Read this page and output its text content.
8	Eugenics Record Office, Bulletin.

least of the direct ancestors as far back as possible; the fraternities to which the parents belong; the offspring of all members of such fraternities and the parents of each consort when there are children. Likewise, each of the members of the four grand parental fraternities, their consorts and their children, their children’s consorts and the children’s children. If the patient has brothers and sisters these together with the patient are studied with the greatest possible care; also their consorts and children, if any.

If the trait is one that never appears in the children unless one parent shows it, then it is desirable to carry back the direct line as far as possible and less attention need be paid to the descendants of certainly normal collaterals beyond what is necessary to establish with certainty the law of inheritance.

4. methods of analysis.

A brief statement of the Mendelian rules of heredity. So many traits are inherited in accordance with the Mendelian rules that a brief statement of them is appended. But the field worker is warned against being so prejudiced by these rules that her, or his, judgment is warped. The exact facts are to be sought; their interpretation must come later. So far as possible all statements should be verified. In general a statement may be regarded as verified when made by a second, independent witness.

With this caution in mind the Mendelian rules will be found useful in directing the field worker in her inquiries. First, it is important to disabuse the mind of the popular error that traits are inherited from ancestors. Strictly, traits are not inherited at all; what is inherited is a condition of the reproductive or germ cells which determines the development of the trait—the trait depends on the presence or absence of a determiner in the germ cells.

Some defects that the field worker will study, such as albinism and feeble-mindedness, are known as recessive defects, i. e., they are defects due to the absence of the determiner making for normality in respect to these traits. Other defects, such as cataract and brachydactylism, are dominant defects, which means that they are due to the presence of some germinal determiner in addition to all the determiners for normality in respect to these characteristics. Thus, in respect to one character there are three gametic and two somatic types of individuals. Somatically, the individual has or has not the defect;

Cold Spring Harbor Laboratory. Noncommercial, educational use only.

++++

What the exercise asks: All of the material above needs repeating. Keep it exact.

Expected answer:
Read this page and output its text content.
8	Eugenics Record Office, Bulletin.

least of the direct ancestors as far back as possible; the fraternities to which the parents belong; the offspring of all members of such fraternities and the parents of each consort when there are children. Likewise, each of the members of the four grand parental fraternities, their consorts and their children, their children’s consorts and the children’s children. If the patient has brothers and sisters these together with the patient are studied with the greatest possible care; also their consorts and children, if any.

If the trait is one that never appears in the children unless one parent shows it, then it is desirable to carry back the direct line as far as possible and less attention need be paid to the descendants of certainly normal collaterals beyond what is necessary to establish with certainty the law of inheritance.

4. methods of analysis.

A brief statement of the Mendelian rules of heredity. So many traits are inherited in accordance with the Mendelian rules that a brief statement of them is appended. But the field worker is warned against being so prejudiced by these rules that her, or his, judgment is warped. The exact facts are to be sought; their interpretation must come later. So far as possible all statements should be verified. In general a statement may be regarded as verified when made by a second, independent witness.

With this caution in mind the Mendelian rules will be found useful in directing the field worker in her inquiries. First, it is important to disabuse the mind of the popular error that traits are inherited from ancestors. Strictly, traits are not inherited at all; what is inherited is a condition of the reproductive or germ cells which determines the development of the trait—the trait depends on the presence or absence of a determiner in the germ cells.

Some defects that the field worker will study, such as albinism and feeble-mindedness, are known as recessive defects, i. e., they are defects due to the absence of the determiner making for normality in respect to these traits. Other defects, such as cataract and brachydactylism, are dominant defects, which means that they are due to the presence of some germinal determiner in addition to all the determiners for normality in respect to these characteristics. Thus, in respect to one character there are three gametic and two somatic types of individuals. Somatically, the individual has or has not the defect;

Cold Spring Harbor Laboratory. Noncommercial, educational use only.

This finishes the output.